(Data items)
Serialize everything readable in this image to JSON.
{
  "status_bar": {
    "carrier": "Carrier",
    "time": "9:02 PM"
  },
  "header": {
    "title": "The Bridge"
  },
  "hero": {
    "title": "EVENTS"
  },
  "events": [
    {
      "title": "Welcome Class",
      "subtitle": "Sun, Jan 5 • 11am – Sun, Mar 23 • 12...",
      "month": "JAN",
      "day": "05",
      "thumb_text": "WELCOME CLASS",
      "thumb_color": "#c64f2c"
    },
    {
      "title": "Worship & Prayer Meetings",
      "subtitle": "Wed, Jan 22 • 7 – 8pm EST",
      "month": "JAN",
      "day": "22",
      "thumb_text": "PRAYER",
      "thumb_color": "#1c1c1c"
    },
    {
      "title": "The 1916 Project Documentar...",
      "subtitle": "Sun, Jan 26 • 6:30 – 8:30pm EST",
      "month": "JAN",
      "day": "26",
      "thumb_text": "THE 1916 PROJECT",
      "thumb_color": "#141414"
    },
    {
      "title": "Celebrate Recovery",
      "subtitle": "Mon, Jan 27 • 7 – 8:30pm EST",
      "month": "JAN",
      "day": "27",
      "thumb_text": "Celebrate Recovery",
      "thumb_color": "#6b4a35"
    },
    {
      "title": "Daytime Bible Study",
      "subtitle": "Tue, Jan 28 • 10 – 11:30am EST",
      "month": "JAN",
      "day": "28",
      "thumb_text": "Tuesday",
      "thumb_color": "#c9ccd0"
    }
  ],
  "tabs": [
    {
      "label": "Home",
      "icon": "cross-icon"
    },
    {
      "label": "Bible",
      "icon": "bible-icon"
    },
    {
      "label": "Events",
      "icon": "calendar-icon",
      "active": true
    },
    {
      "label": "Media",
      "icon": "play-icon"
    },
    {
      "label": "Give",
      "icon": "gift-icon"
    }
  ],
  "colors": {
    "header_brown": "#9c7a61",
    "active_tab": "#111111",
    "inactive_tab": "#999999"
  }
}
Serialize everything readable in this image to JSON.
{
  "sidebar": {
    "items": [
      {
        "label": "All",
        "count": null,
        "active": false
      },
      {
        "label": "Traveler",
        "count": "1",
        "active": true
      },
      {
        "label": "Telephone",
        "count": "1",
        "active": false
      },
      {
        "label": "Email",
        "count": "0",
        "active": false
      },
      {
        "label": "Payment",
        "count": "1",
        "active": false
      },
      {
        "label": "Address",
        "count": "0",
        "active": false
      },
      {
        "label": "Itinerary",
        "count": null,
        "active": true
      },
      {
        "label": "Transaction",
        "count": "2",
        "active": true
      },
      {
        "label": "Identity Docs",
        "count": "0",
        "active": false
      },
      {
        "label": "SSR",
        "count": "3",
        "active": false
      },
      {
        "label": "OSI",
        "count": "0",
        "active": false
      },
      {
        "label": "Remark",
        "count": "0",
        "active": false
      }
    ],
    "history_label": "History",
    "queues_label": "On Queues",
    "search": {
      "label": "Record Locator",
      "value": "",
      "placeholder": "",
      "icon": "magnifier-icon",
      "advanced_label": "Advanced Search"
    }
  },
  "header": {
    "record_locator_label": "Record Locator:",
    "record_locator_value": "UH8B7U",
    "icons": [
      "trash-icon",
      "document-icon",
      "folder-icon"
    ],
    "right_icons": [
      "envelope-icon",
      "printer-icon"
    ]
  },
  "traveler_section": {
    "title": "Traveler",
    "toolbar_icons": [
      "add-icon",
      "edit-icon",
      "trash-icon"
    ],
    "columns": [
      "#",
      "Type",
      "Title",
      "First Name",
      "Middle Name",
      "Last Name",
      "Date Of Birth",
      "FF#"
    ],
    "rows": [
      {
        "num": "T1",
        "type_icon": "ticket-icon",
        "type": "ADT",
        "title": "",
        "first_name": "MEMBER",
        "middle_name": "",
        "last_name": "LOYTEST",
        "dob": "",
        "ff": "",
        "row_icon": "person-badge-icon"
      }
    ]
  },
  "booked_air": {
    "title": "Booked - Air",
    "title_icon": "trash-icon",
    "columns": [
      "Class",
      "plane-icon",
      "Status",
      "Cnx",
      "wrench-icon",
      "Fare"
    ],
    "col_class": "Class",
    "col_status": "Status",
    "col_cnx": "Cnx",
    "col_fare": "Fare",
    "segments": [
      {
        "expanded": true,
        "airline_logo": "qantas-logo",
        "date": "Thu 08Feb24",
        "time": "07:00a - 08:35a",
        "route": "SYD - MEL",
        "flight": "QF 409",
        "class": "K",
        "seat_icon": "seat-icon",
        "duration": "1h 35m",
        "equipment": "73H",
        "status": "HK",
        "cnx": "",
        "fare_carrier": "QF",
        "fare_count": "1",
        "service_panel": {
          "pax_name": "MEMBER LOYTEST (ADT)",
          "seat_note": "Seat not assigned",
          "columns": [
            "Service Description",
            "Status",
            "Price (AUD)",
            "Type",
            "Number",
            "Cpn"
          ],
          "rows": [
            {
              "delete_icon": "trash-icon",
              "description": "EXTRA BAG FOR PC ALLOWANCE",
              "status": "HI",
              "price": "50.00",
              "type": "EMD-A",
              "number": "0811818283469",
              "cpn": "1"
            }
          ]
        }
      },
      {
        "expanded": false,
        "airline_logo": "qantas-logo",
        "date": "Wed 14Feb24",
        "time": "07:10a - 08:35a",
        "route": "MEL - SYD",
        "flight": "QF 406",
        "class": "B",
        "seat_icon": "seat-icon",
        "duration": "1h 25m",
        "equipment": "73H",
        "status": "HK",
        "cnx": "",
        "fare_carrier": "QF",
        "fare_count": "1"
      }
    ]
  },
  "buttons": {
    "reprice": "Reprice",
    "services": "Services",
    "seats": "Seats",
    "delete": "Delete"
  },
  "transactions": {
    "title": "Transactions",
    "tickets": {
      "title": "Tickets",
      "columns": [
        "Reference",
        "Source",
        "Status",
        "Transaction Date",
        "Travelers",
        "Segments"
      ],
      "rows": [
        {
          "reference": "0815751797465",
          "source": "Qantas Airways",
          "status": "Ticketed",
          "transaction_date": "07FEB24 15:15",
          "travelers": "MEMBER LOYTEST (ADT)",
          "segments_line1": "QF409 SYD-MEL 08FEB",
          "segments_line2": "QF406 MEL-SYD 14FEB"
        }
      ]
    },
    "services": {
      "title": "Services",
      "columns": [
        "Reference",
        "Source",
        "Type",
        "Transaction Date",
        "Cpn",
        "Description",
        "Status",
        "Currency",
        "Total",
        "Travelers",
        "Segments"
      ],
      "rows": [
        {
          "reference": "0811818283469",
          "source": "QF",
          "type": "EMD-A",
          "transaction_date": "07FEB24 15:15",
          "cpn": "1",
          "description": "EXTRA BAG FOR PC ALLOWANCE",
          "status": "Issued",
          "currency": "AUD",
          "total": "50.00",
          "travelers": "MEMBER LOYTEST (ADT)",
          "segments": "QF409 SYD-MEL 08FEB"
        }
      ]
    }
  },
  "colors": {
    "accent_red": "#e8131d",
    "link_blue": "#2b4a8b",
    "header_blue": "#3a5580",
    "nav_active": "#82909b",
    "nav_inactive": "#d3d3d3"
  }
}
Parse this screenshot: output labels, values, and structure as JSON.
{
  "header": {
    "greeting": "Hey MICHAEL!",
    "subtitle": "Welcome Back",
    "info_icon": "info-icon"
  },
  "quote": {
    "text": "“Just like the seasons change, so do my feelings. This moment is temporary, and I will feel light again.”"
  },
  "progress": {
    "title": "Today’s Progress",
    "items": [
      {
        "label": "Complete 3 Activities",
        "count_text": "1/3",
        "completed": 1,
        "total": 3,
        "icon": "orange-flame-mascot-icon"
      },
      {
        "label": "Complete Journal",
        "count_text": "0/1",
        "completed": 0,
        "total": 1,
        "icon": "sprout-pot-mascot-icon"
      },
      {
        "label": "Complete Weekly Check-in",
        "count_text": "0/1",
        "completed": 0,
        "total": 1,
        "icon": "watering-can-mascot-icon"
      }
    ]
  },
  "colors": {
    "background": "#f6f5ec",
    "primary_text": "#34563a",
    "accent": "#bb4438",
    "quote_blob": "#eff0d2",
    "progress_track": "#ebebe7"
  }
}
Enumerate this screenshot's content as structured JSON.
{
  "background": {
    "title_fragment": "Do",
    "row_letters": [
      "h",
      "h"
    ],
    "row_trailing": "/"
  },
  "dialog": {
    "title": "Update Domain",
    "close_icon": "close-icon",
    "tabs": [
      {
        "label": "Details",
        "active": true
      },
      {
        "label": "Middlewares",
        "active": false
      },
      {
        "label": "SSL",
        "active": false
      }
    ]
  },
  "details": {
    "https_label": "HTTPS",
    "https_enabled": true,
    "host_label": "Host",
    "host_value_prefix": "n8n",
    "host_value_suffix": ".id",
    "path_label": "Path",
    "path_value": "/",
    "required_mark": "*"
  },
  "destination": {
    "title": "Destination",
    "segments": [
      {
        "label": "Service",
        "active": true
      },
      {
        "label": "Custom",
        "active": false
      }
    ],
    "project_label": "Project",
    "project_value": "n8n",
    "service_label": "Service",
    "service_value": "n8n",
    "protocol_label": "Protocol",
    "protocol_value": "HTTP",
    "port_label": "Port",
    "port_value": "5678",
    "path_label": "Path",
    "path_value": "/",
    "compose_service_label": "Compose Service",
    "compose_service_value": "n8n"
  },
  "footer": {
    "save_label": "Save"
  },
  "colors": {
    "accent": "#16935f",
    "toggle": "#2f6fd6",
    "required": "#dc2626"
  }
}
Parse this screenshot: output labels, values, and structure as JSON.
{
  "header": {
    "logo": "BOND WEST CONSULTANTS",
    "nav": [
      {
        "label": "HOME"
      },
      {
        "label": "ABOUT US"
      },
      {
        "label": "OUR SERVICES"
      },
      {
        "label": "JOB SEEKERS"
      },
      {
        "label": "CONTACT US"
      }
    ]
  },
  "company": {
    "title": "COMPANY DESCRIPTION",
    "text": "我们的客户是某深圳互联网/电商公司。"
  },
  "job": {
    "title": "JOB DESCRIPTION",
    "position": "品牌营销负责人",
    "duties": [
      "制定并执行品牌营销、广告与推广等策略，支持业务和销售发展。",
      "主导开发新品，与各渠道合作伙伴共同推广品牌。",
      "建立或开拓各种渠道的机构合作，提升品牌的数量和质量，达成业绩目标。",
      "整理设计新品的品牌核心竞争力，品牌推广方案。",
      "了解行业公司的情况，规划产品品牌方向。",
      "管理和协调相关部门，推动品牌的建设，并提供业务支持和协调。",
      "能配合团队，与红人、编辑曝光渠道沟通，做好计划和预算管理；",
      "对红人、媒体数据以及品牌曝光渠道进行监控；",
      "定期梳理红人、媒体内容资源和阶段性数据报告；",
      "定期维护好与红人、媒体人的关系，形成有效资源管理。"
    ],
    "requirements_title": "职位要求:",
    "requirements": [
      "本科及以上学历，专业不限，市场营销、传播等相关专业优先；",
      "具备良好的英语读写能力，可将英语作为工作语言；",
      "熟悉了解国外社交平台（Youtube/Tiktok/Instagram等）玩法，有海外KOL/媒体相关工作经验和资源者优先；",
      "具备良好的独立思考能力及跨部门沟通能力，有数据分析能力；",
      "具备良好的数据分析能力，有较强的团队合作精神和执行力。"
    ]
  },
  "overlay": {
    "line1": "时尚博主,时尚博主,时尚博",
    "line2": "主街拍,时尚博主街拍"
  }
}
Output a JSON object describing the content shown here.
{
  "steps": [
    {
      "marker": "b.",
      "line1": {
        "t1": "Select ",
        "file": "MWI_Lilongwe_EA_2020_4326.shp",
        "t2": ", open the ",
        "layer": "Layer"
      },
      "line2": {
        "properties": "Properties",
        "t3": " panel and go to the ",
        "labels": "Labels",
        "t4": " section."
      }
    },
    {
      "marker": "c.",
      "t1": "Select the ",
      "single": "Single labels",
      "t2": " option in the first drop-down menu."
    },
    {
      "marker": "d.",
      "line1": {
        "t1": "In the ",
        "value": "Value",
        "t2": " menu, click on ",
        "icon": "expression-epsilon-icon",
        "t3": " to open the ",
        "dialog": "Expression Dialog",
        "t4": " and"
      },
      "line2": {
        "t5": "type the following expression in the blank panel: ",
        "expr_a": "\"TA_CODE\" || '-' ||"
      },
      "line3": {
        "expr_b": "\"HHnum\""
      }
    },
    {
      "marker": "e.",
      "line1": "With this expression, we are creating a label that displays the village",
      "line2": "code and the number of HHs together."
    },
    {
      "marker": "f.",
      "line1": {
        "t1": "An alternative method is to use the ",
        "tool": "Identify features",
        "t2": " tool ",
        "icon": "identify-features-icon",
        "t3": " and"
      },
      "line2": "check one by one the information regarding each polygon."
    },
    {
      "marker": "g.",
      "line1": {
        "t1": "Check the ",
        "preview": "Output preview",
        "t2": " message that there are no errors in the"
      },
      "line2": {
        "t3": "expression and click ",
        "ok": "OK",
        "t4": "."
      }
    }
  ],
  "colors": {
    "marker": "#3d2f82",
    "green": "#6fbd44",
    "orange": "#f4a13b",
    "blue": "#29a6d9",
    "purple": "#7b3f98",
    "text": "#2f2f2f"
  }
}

> _Short problem_
Select every line of the records holding the string "Celebrate".

> _Completed exercise_
      "title": "Celebrate Recovery",
      "thumb_text": "Celebrate Recovery",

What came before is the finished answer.